Input records ->
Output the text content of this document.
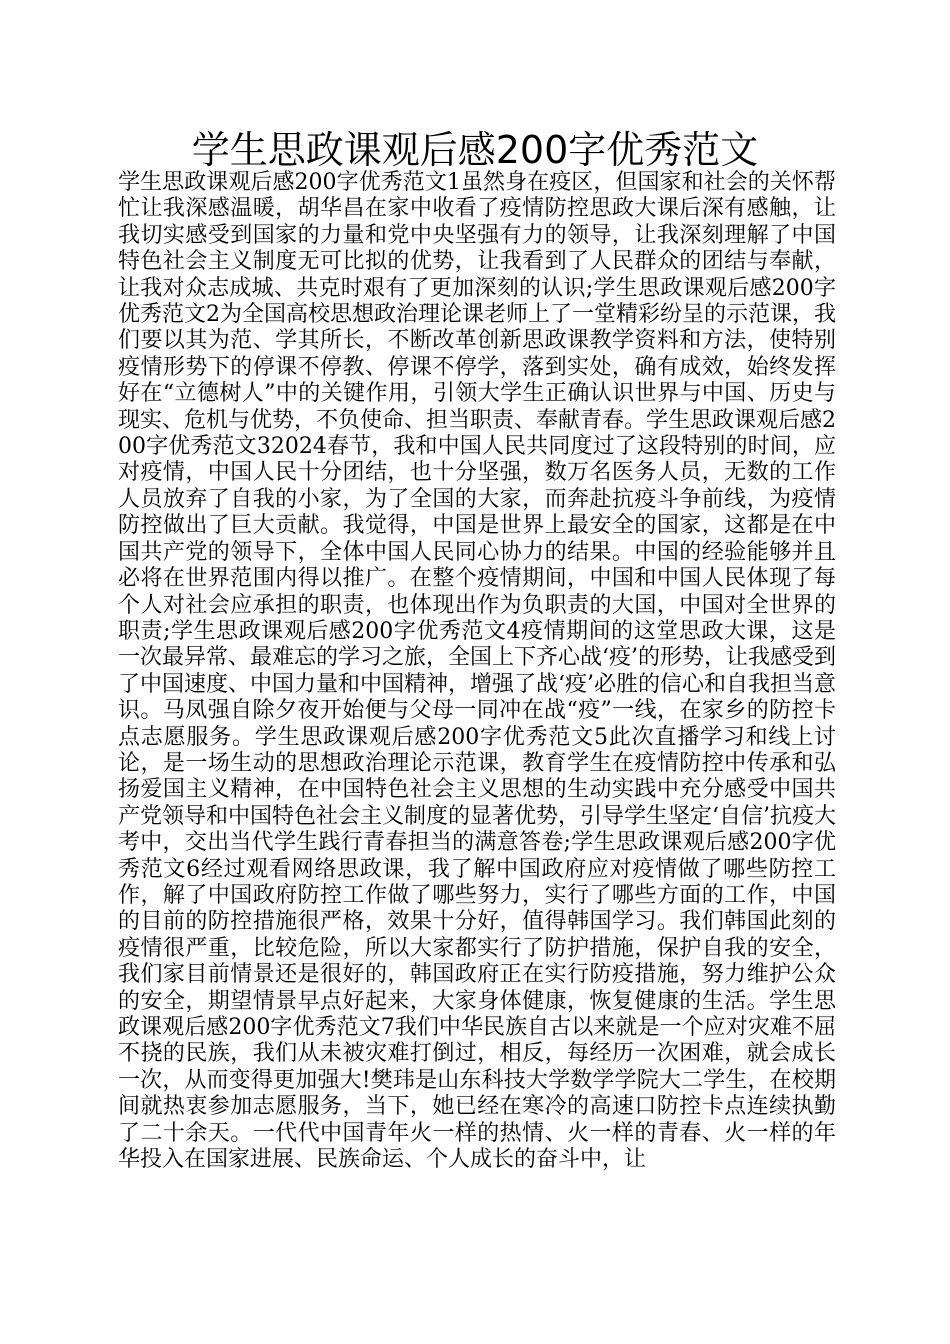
学生思政课观后感200字优秀范文

学生思政课观后感200字优秀范文1虽然身在疫区，但国家和社会的关怀帮忙让我深感温暖，胡华昌在家中收看了疫情防控思政大课后深有感触，让我切实感受到国家的力量和党中央坚强有力的领导，让我深刻理解了中国特色社会主义制度无可比拟的优势，让我看到了人民群众的团结与奉献，让我对众志成城、共克时艰有了更加深刻的认识;学生思政课观后感200字优秀范文2为全国高校思想政治理论课老师上了一堂精彩纷呈的示范课，我们要以其为范、学其所长，不断改革创新思政课教学资料和方法，使特别疫情形势下的停课不停教、停课不停学，落到实处，确有成效，始终发挥好在“立德树人”中的关键作用，引领大学生正确认识世界与中国、历史与现实、危机与优势，不负使命、担当职责、奉献青春。学生思政课观后感200字优秀范文32024春节，我和中国人民共同度过了这段特别的时间，应对疫情，中国人民十分团结，也十分坚强，数万名医务人员，无数的工作人员放弃了自我的小家，为了全国的大家，而奔赴抗疫斗争前线，为疫情防控做出了巨大贡献。我觉得，中国是世界上最安全的国家，这都是在中国共产党的领导下，全体中国人民同心协力的结果。中国的经验能够并且必将在世界范围内得以推广。在整个疫情期间，中国和中国人民体现了每个人对社会应承担的职责，也体现出作为负职责的大国，中国对全世界的职责;学生思政课观后感200字优秀范文4疫情期间的这堂思政大课，这是一次最异常、最难忘的学习之旅，全国上下齐心战‘疫’的形势，让我感受到了中国速度、中国力量和中国精神，增强了战‘疫’必胜的信心和自我担当意识。马凤强自除夕夜开始便与父母一同冲在战“疫”一线，在家乡的防控卡点志愿服务。学生思政课观后感200字优秀范文5此次直播学习和线上讨论，是一场生动的思想政治理论示范课，教育学生在疫情防控中传承和弘扬爱国主义精神，在中国特色社会主义思想的生动实践中充分感受中国共产党领导和中国特色社会主义制度的显著优势，引导学生坚定‘自信’抗疫大考中，交出当代学生践行青春担当的满意答卷;学生思政课观后感200字优秀范文6经过观看网络思政课，我了解中国政府应对疫情做了哪些防控工作，解了中国政府防控工作做了哪些努力，实行了哪些方面的工作，中国的目前的防控措施很严格，效果十分好，值得韩国学习。我们韩国此刻的疫情很严重，比较危险，所以大家都实行了防护措施，保护自我的安全，我们家目前情景还是很好的，韩国政府正在实行防疫措施，努力维护公众的安全，期望情景早点好起来，大家身体健康，恢复健康的生活。学生思政课观后感200字优秀范文7我们中华民族自古以来就是一个应对灾难不屈不挠的民族，我们从未被灾难打倒过，相反，每经历一次困难，就会成长一次，从而变得更加强大!樊玮是山东科技大学数学学院大二学生，在校期间就热衷参加志愿服务，当下，她已经在寒冷的高速口防控卡点连续执勤了二十余天。一代代中国青年火一样的热情、火一样的青春、火一样的年华投入在国家进展、民族命运、个人成长的奋斗中，让
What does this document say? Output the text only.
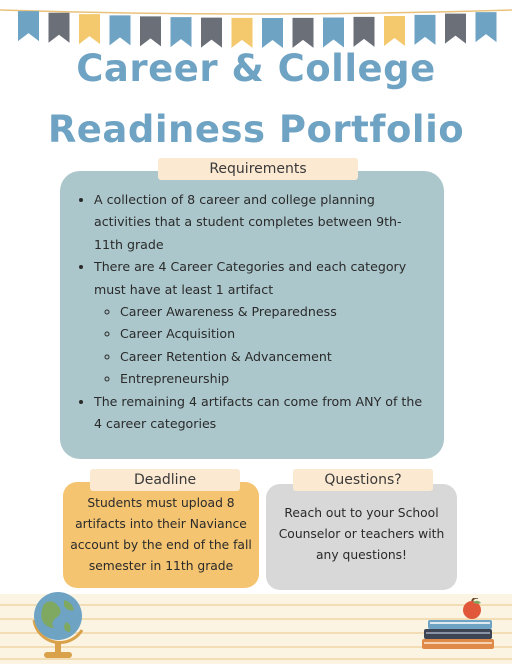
Career & College
Readiness Portfolio
• A collection of 8 career and college planning activities that a student completes between 9th-11th grade
• There are 4 Career Categories and each category must have at least 1 artifact
◦ Career Awareness & Preparedness
◦ Career Acquisition
◦ Career Retention & Advancement
◦ Entrepreneurship
• The remaining 4 artifacts can come from ANY of the 4 career categories
Requirements
Students must upload 8 artifacts into their Naviance account by the end of the fall semester in 11th grade
Deadline
Reach out to your School Counselor or teachers with any questions!
Questions?
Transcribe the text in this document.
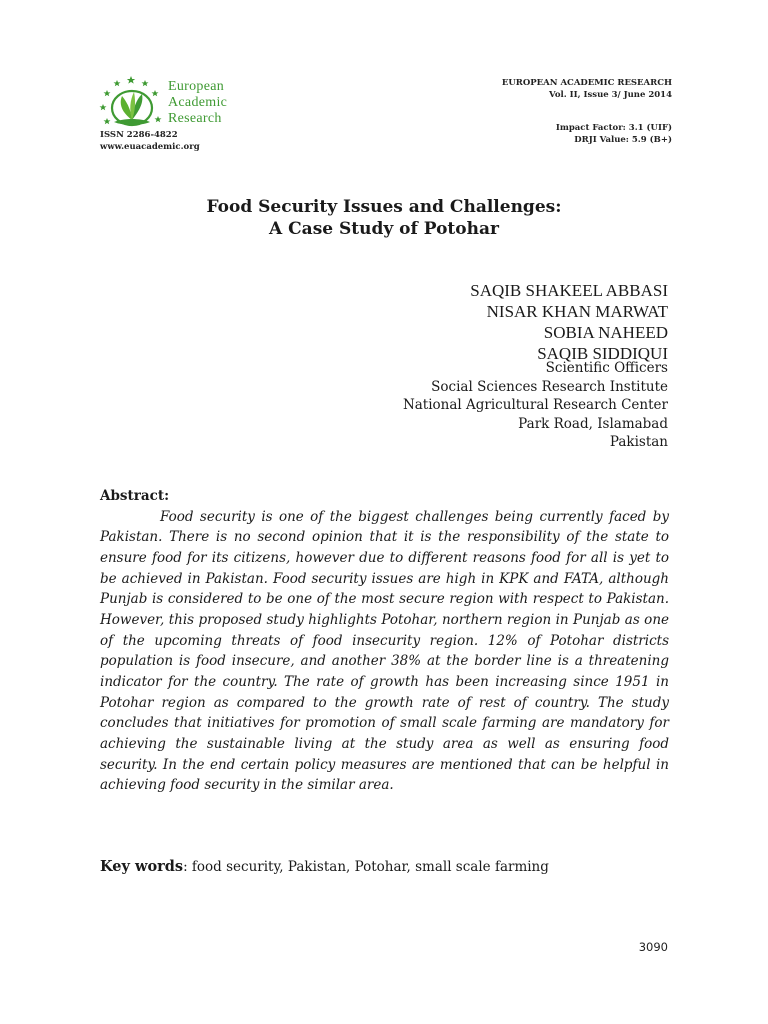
European
Academic
Research
ISSN 2286-4822
www.euacademic.org
EUROPEAN ACADEMIC RESEARCH
Vol. II, Issue 3/ June 2014
Impact Factor: 3.1 (UIF)
DRJI Value: 5.9 (B+)
Food Security Issues and Challenges:
A Case Study of Potohar
SAQIB SHAKEEL ABBASI
NISAR KHAN MARWAT
SOBIA NAHEED
SAQIB SIDDIQUI
Scientific Officers
Social Sciences Research Institute
National Agricultural Research Center
Park Road, Islamabad
Pakistan
Abstract:

Food security is one of the biggest challenges being currently faced by Pakistan. There is no second opinion that it is the responsibility of the state to ensure food for its citizens, however due to different reasons food for all is yet to be achieved in Pakistan. Food security issues are high in KPK and FATA, although Punjab is considered to be one of the most secure region with respect to Pakistan. However, this proposed study highlights Potohar, northern region in Punjab as one of the upcoming threats of food insecurity region. 12% of Potohar districts population is food insecure, and another 38% at the border line is a threatening indicator for the country. The rate of growth has been increasing since 1951 in Potohar region as compared to the growth rate of rest of country. The study concludes that initiatives for promotion of small scale farming are mandatory for achieving the sustainable living at the study area as well as ensuring food security. In the end certain policy measures are mentioned that can be helpful in achieving food security in the similar area.

Key words: food security, Pakistan, Potohar, small scale farming
3090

Set exercise ->
In the listing above, count each line that holds the string "text". Give the number only.

Solution ->
3